Sift the material for lines containing "fluorescence", and return them.

* RECORDS FOR THE EXERCISE:
━━━━━━

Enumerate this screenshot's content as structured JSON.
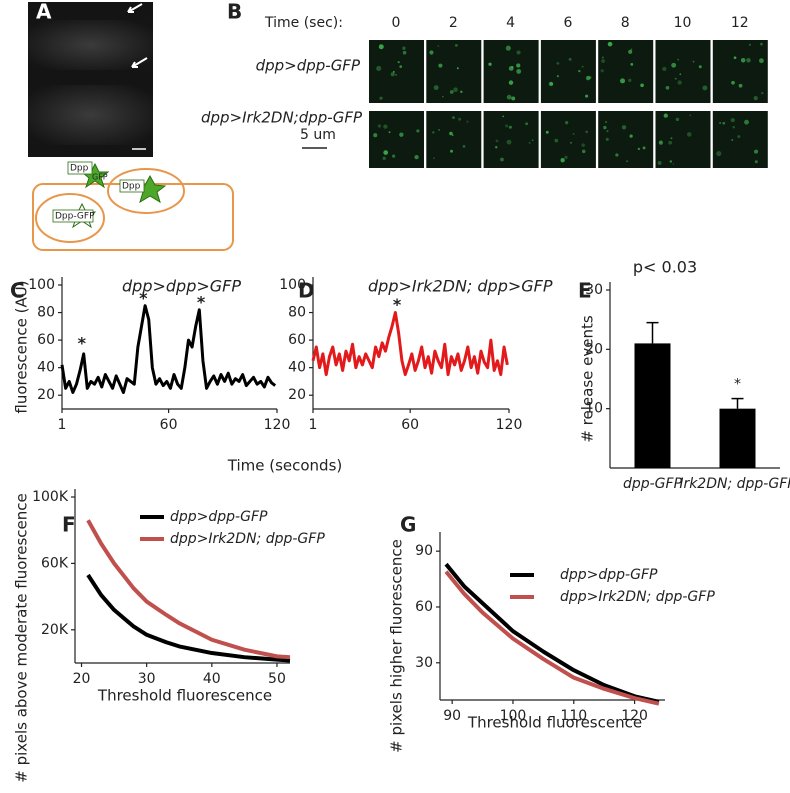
{
  "panel_a": {
    "label": "A",
    "diagram_labels": [
      "Dpp",
      "GFP",
      "Dpp",
      "Dpp-GFP"
    ]
  },
  "panel_b": {
    "label": "B",
    "time_label": "Time (sec):",
    "times": [
      0,
      2,
      4,
      6,
      8,
      10,
      12
    ],
    "rows": [
      "dpp>dpp-GFP",
      "dpp>Irk2DN;dpp-GFP"
    ],
    "scale_bar": "5 um"
  },
  "chart_data": [
    {
      "type": "line",
      "panel_label": "C",
      "title": "dpp>dpp>GFP",
      "ylabel": "fluorescence (AU)",
      "xlabel": "Time (seconds)",
      "x": [
        1,
        3,
        5,
        7,
        9,
        11,
        13,
        15,
        17,
        19,
        21,
        23,
        25,
        27,
        29,
        31,
        33,
        35,
        37,
        39,
        41,
        43,
        45,
        47,
        49,
        51,
        53,
        55,
        57,
        59,
        61,
        63,
        65,
        67,
        69,
        71,
        73,
        75,
        77,
        79,
        81,
        83,
        85,
        87,
        89,
        91,
        93,
        95,
        97,
        99,
        101,
        103,
        105,
        107,
        109,
        111,
        113,
        115,
        117,
        119
      ],
      "series": [
        {
          "color": "#000000",
          "values": [
            42,
            25,
            30,
            22,
            28,
            38,
            50,
            25,
            30,
            28,
            33,
            26,
            35,
            30,
            25,
            34,
            28,
            22,
            32,
            30,
            28,
            55,
            70,
            85,
            75,
            40,
            28,
            32,
            27,
            30,
            25,
            35,
            28,
            25,
            40,
            60,
            55,
            70,
            82,
            45,
            25,
            30,
            34,
            28,
            35,
            30,
            36,
            28,
            32,
            30,
            35,
            27,
            30,
            33,
            28,
            30,
            26,
            33,
            29,
            27
          ]
        }
      ],
      "xlim": [
        1,
        120
      ],
      "xticks": [
        1,
        60,
        120
      ],
      "ylim": [
        10,
        100
      ],
      "yticks": [
        20,
        40,
        60,
        80,
        100
      ],
      "annotations": [
        {
          "text": "*",
          "x": 12,
          "y": 57
        },
        {
          "text": "*",
          "x": 46,
          "y": 90
        },
        {
          "text": "*",
          "x": 78,
          "y": 87
        }
      ]
    },
    {
      "type": "line",
      "panel_label": "D",
      "title": "dpp>Irk2DN; dpp>GFP",
      "x": [
        1,
        3,
        5,
        7,
        9,
        11,
        13,
        15,
        17,
        19,
        21,
        23,
        25,
        27,
        29,
        31,
        33,
        35,
        37,
        39,
        41,
        43,
        45,
        47,
        49,
        51,
        53,
        55,
        57,
        59,
        61,
        63,
        65,
        67,
        69,
        71,
        73,
        75,
        77,
        79,
        81,
        83,
        85,
        87,
        89,
        91,
        93,
        95,
        97,
        99,
        101,
        103,
        105,
        107,
        109,
        111,
        113,
        115,
        117,
        119
      ],
      "series": [
        {
          "color": "#e31a1c",
          "values": [
            45,
            55,
            40,
            50,
            35,
            48,
            55,
            42,
            50,
            38,
            52,
            45,
            57,
            40,
            48,
            42,
            50,
            45,
            40,
            55,
            48,
            58,
            52,
            62,
            70,
            80,
            65,
            45,
            35,
            42,
            50,
            38,
            45,
            55,
            40,
            48,
            36,
            52,
            45,
            40,
            57,
            35,
            48,
            42,
            50,
            38,
            45,
            55,
            40,
            48,
            36,
            52,
            44,
            40,
            60,
            38,
            45,
            35,
            55,
            42
          ]
        }
      ],
      "xlim": [
        1,
        120
      ],
      "xticks": [
        1,
        60,
        120
      ],
      "ylim": [
        10,
        100
      ],
      "yticks": [
        20,
        40,
        60,
        80,
        100
      ],
      "annotations": [
        {
          "text": "*",
          "x": 52,
          "y": 85
        }
      ]
    },
    {
      "type": "bar",
      "panel_label": "E",
      "title": "p< 0.03",
      "ylabel": "# release events",
      "categories": [
        "dpp-GFP",
        "Irk2DN; dpp-GFP"
      ],
      "values": [
        21,
        10
      ],
      "errors": [
        3.5,
        1.7
      ],
      "color": "#000000",
      "ylim": [
        0,
        30
      ],
      "yticks": [
        10,
        20,
        30
      ],
      "annotations": [
        {
          "text": "*",
          "category": 1
        }
      ]
    },
    {
      "type": "line",
      "panel_label": "F",
      "ylabel": "# pixels above moderate fluorescence",
      "xlabel": "Threshold fluorescence",
      "x": [
        21,
        23,
        25,
        28,
        30,
        33,
        35,
        40,
        45,
        50,
        52
      ],
      "series": [
        {
          "name": "dpp>dpp-GFP",
          "color": "#000000",
          "values": [
            53000,
            41000,
            32000,
            22000,
            17000,
            12500,
            10000,
            6000,
            3500,
            2000,
            1500
          ]
        },
        {
          "name": "dpp>Irk2DN; dpp-GFP",
          "color": "#c0504d",
          "values": [
            86000,
            72000,
            60000,
            45000,
            37000,
            29000,
            24000,
            14000,
            8000,
            4000,
            3500
          ]
        }
      ],
      "xlim": [
        19,
        52
      ],
      "xticks": [
        20,
        30,
        40,
        50
      ],
      "ylim": [
        0,
        100000
      ],
      "yticks": [
        {
          "value": 20000,
          "label": "20K"
        },
        {
          "value": 60000,
          "label": "60K"
        },
        {
          "value": 100000,
          "label": "100K"
        }
      ]
    },
    {
      "type": "line",
      "panel_label": "G",
      "ylabel": "# pixels higher fluorescence",
      "xlabel": "Threshold fluorescence",
      "x": [
        89,
        92,
        95,
        100,
        105,
        110,
        115,
        120,
        124
      ],
      "series": [
        {
          "name": "dpp>dpp-GFP",
          "color": "#000000",
          "values": [
            83,
            71,
            62,
            47,
            36,
            26,
            18,
            12,
            9
          ]
        },
        {
          "name": "dpp>Irk2DN; dpp-GFP",
          "color": "#c0504d",
          "values": [
            79,
            67,
            57,
            43,
            32,
            22,
            16,
            11,
            8
          ]
        }
      ],
      "xlim": [
        88,
        125
      ],
      "xticks": [
        90,
        100,
        110,
        120
      ],
      "ylim": [
        10,
        96
      ],
      "yticks": [
        30,
        60,
        90
      ]
    }
  ]
}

━━━━━━

* CORRECT ANSWER:
      "ylabel": "fluorescence (AU)",
      "ylabel": "# pixels above moderate fluorescence",
      "xlabel": "Threshold fluorescence",
      "ylabel": "# pixels higher fluorescence",
      "xlabel": "Threshold fluorescence",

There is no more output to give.